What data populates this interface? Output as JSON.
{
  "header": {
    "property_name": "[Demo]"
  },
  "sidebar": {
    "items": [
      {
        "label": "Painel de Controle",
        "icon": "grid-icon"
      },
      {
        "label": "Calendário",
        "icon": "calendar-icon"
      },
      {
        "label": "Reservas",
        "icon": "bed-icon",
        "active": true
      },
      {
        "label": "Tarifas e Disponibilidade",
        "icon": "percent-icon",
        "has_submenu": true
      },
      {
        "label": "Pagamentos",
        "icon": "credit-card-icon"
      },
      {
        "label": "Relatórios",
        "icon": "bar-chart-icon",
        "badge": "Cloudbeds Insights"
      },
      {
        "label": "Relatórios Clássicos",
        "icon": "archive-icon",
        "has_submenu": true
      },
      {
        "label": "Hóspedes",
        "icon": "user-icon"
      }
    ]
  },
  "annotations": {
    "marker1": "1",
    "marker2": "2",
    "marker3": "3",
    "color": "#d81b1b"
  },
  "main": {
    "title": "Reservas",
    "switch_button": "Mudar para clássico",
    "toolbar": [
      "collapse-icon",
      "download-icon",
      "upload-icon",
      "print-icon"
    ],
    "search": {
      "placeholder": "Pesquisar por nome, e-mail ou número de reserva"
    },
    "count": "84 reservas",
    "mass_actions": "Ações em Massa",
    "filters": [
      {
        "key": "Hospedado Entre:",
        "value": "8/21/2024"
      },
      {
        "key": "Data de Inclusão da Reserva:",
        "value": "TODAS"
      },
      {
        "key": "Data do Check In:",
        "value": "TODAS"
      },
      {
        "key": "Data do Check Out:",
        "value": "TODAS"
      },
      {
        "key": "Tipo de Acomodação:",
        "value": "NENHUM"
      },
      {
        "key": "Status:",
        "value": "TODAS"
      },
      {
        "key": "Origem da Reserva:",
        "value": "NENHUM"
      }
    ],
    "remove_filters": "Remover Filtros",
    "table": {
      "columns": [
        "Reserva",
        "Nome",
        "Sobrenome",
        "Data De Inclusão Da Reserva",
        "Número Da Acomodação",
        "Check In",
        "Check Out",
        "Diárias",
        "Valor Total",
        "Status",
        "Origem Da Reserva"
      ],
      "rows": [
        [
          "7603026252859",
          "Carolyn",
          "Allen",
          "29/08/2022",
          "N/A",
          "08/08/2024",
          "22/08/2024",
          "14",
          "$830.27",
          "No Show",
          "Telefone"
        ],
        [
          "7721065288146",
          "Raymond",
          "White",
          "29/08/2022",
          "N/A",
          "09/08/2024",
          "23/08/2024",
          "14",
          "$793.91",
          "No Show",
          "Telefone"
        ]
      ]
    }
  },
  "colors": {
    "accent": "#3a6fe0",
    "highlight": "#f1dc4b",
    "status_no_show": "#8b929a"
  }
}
____
_Problem statement_:
Copy out each line exactly.

_Solution to the exercise_:
What data populates this interface? Output as JSON.
{
  "header": {
    "property_name": "[Demo]"
  },
  "sidebar": {
    "items": [
      {
        "label": "Painel de Controle",
        "icon": "grid-icon"
      },
      {
        "label": "Calendário",
        "icon": "calendar-icon"
      },
      {
        "label": "Reservas",
        "icon": "bed-icon",
        "active": true
      },
      {
        "label": "Tarifas e Disponibilidade",
        "icon": "percent-icon",
        "has_submenu": true
      },
      {
        "label": "Pagamentos",
        "icon": "credit-card-icon"
      },
      {
        "label": "Relatórios",
        "icon": "bar-chart-icon",
        "badge": "Cloudbeds Insights"
      },
      {
        "label": "Relatórios Clássicos",
        "icon": "archive-icon",
        "has_submenu": true
      },
      {
        "label": "Hóspedes",
        "icon": "user-icon"
      }
    ]
  },
  "annotations": {
    "marker1": "1",
    "marker2": "2",
    "marker3": "3",
    "color": "#d81b1b"
  },
  "main": {
    "title": "Reservas",
    "switch_button": "Mudar para clássico",
    "toolbar": [
      "collapse-icon",
      "download-icon",
      "upload-icon",
      "print-icon"
    ],
    "search": {
      "placeholder": "Pesquisar por nome, e-mail ou número de reserva"
    },
    "count": "84 reservas",
    "mass_actions": "Ações em Massa",
    "filters": [
      {
        "key": "Hospedado Entre:",
        "value": "8/21/2024"
      },
      {
        "key": "Data de Inclusão da Reserva:",
        "value": "TODAS"
      },
      {
        "key": "Data do Check In:",
        "value": "TODAS"
      },
      {
        "key": "Data do Check Out:",
        "value": "TODAS"
      },
      {
        "key": "Tipo de Acomodação:",
        "value": "NENHUM"
      },
      {
        "key": "Status:",
        "value": "TODAS"
      },
      {
        "key": "Origem da Reserva:",
        "value": "NENHUM"
      }
    ],
    "remove_filters": "Remover Filtros",
    "table": {
      "columns": [
        "Reserva",
        "Nome",
        "Sobrenome",
        "Data De Inclusão Da Reserva",
        "Número Da Acomodação",
        "Check In",
        "Check Out",
        "Diárias",
        "Valor Total",
        "Status",
        "Origem Da Reserva"
      ],
      "rows": [
        [
          "7603026252859",
          "Carolyn",
          "Allen",
          "29/08/2022",
          "N/A",
          "08/08/2024",
          "22/08/2024",
          "14",
          "$830.27",
          "No Show",
          "Telefone"
        ],
        [
          "7721065288146",
          "Raymond",
          "White",
          "29/08/2022",
          "N/A",
          "09/08/2024",
          "23/08/2024",
          "14",
          "$793.91",
          "No Show",
          "Telefone"
        ]
      ]
    }
  },
  "colors": {
    "accent": "#3a6fe0",
    "highlight": "#f1dc4b",
    "status_no_show": "#8b929a"
  }
}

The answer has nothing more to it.